_Task requirements_
Write every entry out again exactly, please, and skip the pictures.

---- The input

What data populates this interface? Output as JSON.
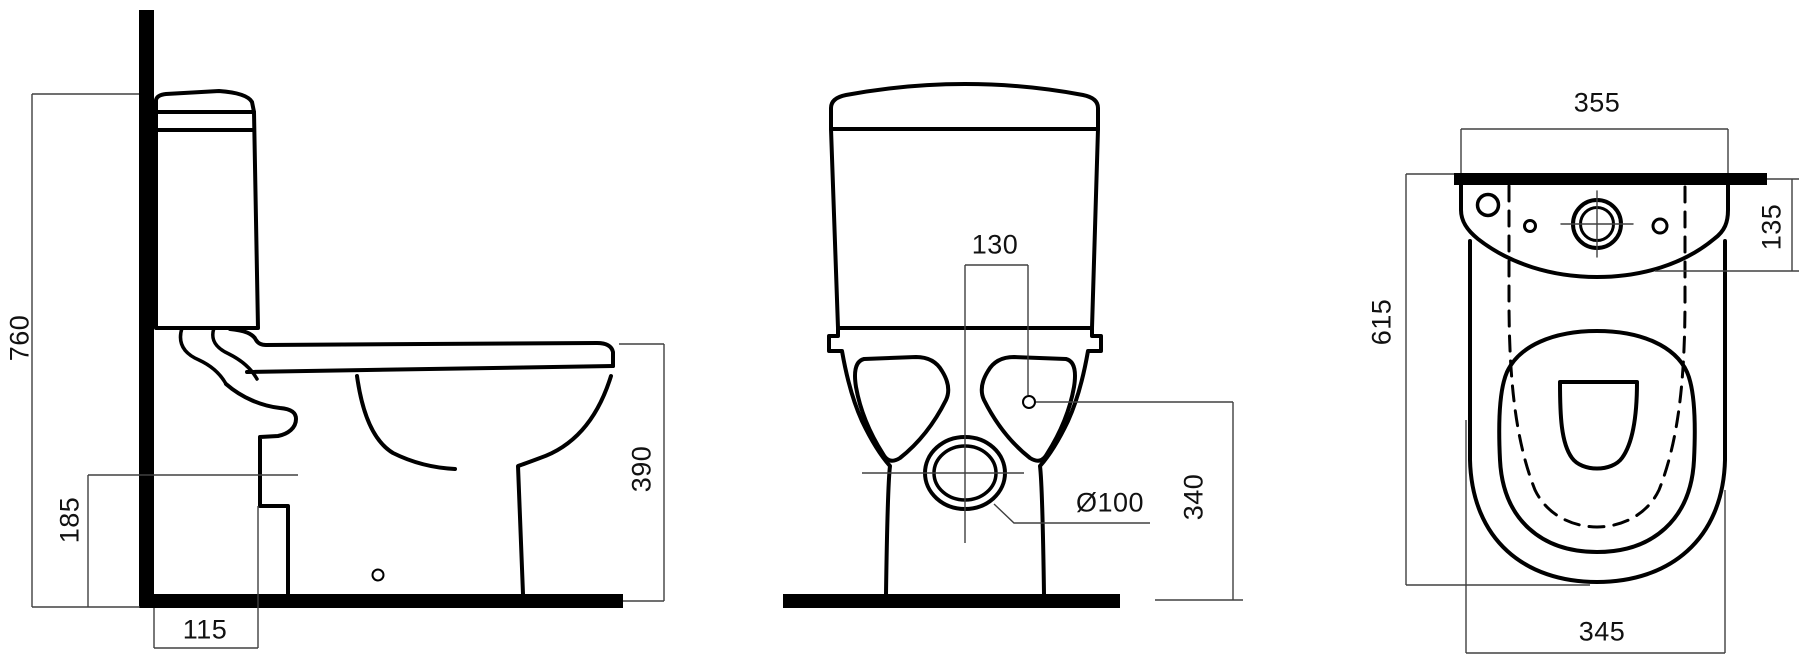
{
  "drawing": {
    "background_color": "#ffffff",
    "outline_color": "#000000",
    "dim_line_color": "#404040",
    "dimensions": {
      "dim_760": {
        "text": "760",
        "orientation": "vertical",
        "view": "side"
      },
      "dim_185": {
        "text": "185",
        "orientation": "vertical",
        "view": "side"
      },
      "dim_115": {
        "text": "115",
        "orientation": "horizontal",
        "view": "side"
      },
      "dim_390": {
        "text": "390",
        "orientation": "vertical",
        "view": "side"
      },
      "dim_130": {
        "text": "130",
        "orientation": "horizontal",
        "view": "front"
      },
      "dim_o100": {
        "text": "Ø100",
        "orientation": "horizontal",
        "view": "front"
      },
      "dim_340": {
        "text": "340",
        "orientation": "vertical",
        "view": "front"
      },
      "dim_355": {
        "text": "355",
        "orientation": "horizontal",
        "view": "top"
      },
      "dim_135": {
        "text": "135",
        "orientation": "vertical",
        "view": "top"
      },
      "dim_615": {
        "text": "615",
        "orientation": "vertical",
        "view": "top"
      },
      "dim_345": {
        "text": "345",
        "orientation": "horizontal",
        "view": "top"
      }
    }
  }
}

--------

_Solution_
What data populates this interface? Output as JSON.
{
  "drawing": {
    "background_color": "#ffffff",
    "outline_color": "#000000",
    "dim_line_color": "#404040",
    "dimensions": {
      "dim_760": {
        "text": "760",
        "orientation": "vertical",
        "view": "side"
      },
      "dim_185": {
        "text": "185",
        "orientation": "vertical",
        "view": "side"
      },
      "dim_115": {
        "text": "115",
        "orientation": "horizontal",
        "view": "side"
      },
      "dim_390": {
        "text": "390",
        "orientation": "vertical",
        "view": "side"
      },
      "dim_130": {
        "text": "130",
        "orientation": "horizontal",
        "view": "front"
      },
      "dim_o100": {
        "text": "Ø100",
        "orientation": "horizontal",
        "view": "front"
      },
      "dim_340": {
        "text": "340",
        "orientation": "vertical",
        "view": "front"
      },
      "dim_355": {
        "text": "355",
        "orientation": "horizontal",
        "view": "top"
      },
      "dim_135": {
        "text": "135",
        "orientation": "vertical",
        "view": "top"
      },
      "dim_615": {
        "text": "615",
        "orientation": "vertical",
        "view": "top"
      },
      "dim_345": {
        "text": "345",
        "orientation": "horizontal",
        "view": "top"
      }
    }
  }
}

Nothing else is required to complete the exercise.